→ **Stated exercise**
Each entry below should be written out exactly as it is, with no pictures.

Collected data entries
★ ★ ★ ★ ★ ★ ★
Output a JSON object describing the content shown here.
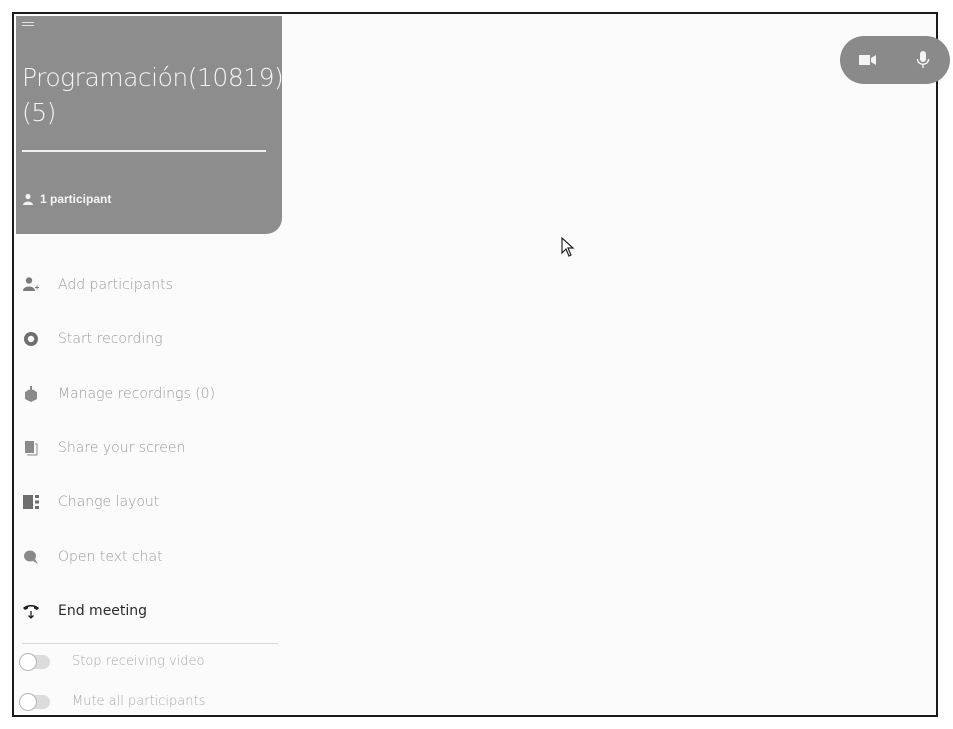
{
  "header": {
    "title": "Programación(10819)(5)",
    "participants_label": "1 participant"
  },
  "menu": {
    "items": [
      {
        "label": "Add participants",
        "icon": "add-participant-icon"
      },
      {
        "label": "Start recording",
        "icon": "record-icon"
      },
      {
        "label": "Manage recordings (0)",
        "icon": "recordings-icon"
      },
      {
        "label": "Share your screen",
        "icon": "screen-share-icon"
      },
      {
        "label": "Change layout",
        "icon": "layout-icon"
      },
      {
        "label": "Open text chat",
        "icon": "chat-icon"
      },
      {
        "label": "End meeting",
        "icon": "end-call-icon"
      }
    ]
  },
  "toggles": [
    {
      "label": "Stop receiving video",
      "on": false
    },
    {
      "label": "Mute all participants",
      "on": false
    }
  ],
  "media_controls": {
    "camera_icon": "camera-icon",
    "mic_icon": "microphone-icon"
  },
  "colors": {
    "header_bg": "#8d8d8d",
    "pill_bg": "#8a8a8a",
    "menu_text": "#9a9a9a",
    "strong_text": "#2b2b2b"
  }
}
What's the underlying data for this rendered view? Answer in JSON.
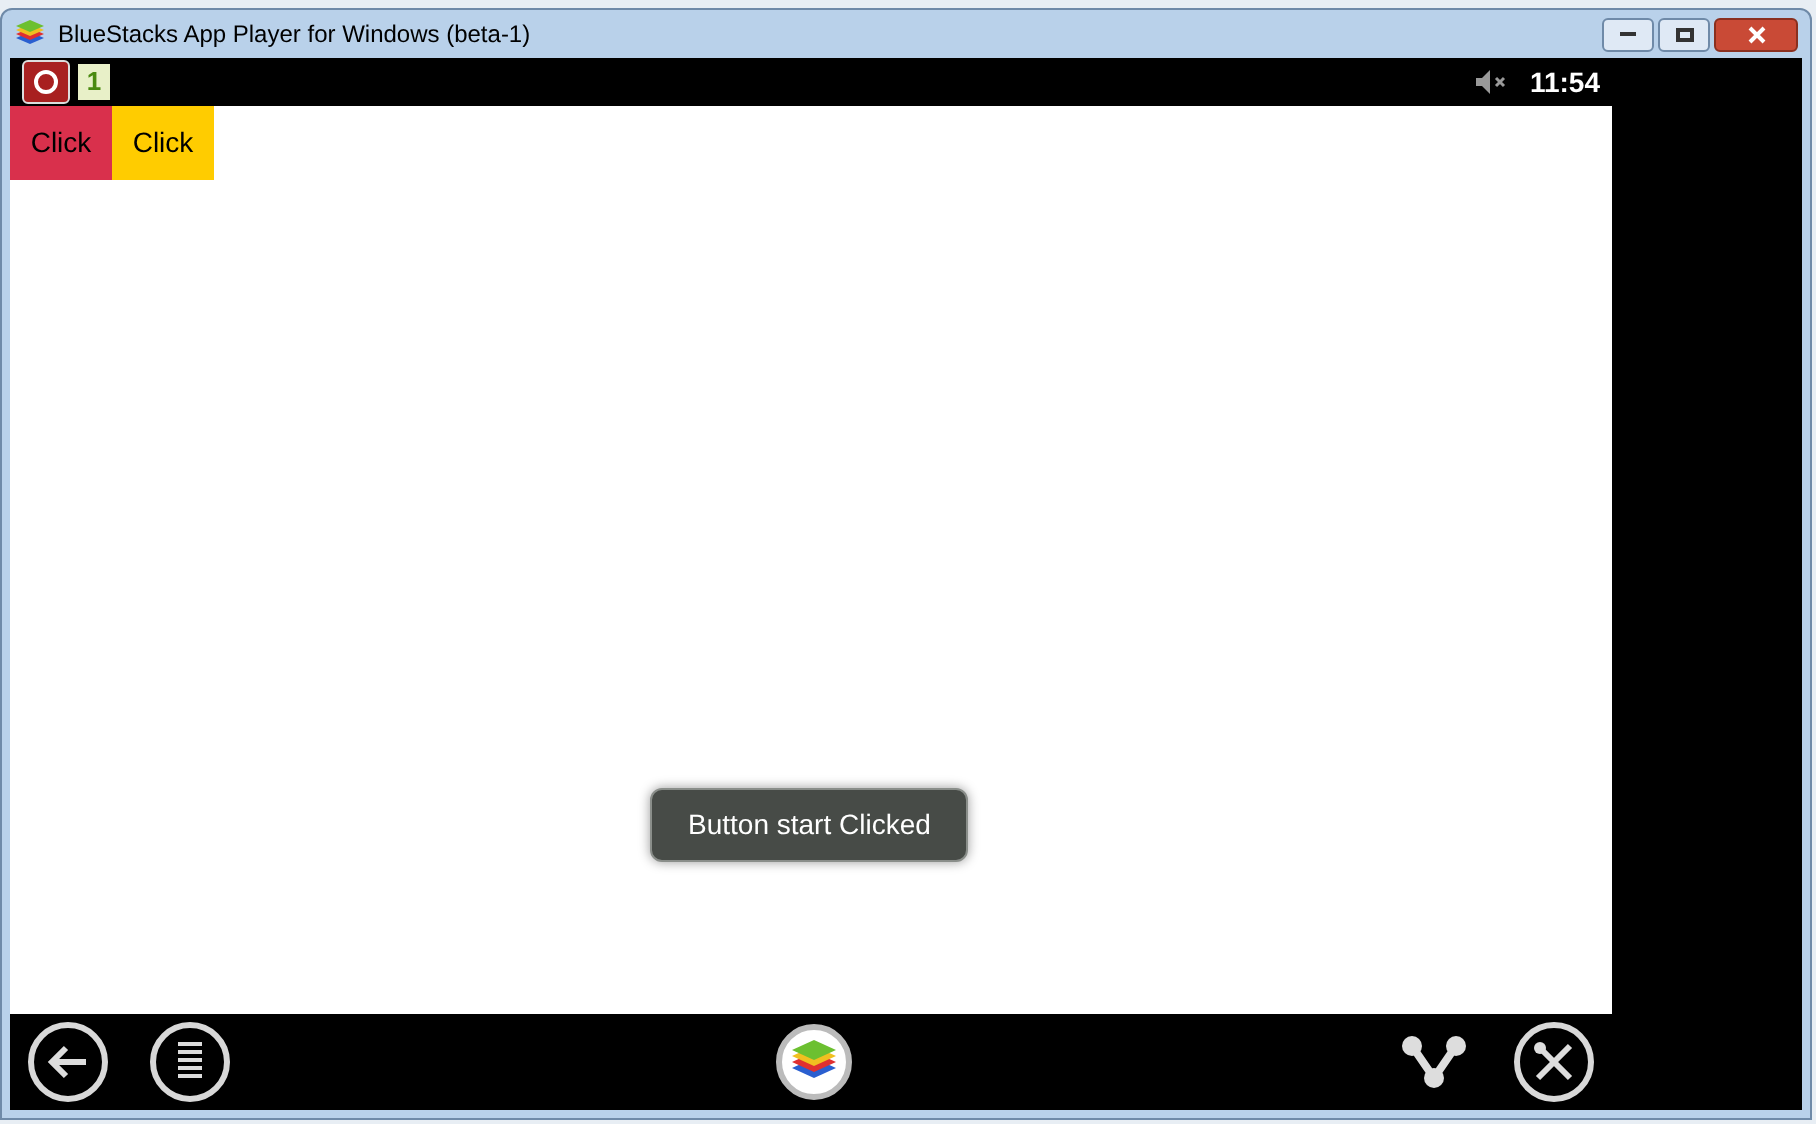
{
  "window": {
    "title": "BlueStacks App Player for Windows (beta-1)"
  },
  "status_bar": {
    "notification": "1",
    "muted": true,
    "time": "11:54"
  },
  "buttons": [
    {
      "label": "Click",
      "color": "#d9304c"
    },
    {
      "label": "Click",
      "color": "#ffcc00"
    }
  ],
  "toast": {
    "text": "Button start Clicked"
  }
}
★ ★ ★ ★ ★ ★ ★
→ **Result of this exercise**
Output a JSON object describing the content shown here.
{
  "header": {
    "title": "Programación(10819)(5)",
    "participants_label": "1 participant"
  },
  "menu": {
    "items": [
      {
        "label": "Add participants",
        "icon": "add-participant-icon"
      },
      {
        "label": "Start recording",
        "icon": "record-icon"
      },
      {
        "label": "Manage recordings (0)",
        "icon": "recordings-icon"
      },
      {
        "label": "Share your screen",
        "icon": "screen-share-icon"
      },
      {
        "label": "Change layout",
        "icon": "layout-icon"
      },
      {
        "label": "Open text chat",
        "icon": "chat-icon"
      },
      {
        "label": "End meeting",
        "icon": "end-call-icon"
      }
    ]
  },
  "toggles": [
    {
      "label": "Stop receiving video",
      "on": false
    },
    {
      "label": "Mute all participants",
      "on": false
    }
  ],
  "media_controls": {
    "camera_icon": "camera-icon",
    "mic_icon": "microphone-icon"
  },
  "colors": {
    "header_bg": "#8d8d8d",
    "pill_bg": "#8a8a8a",
    "menu_text": "#9a9a9a",
    "strong_text": "#2b2b2b"
  }
}
What's the underlying data for this rendered view? Answer in JSON.
{
  "window": {
    "title": "BlueStacks App Player for Windows (beta-1)"
  },
  "status_bar": {
    "notification": "1",
    "muted": true,
    "time": "11:54"
  },
  "buttons": [
    {
      "label": "Click",
      "color": "#d9304c"
    },
    {
      "label": "Click",
      "color": "#ffcc00"
    }
  ],
  "toast": {
    "text": "Button start Clicked"
  }
}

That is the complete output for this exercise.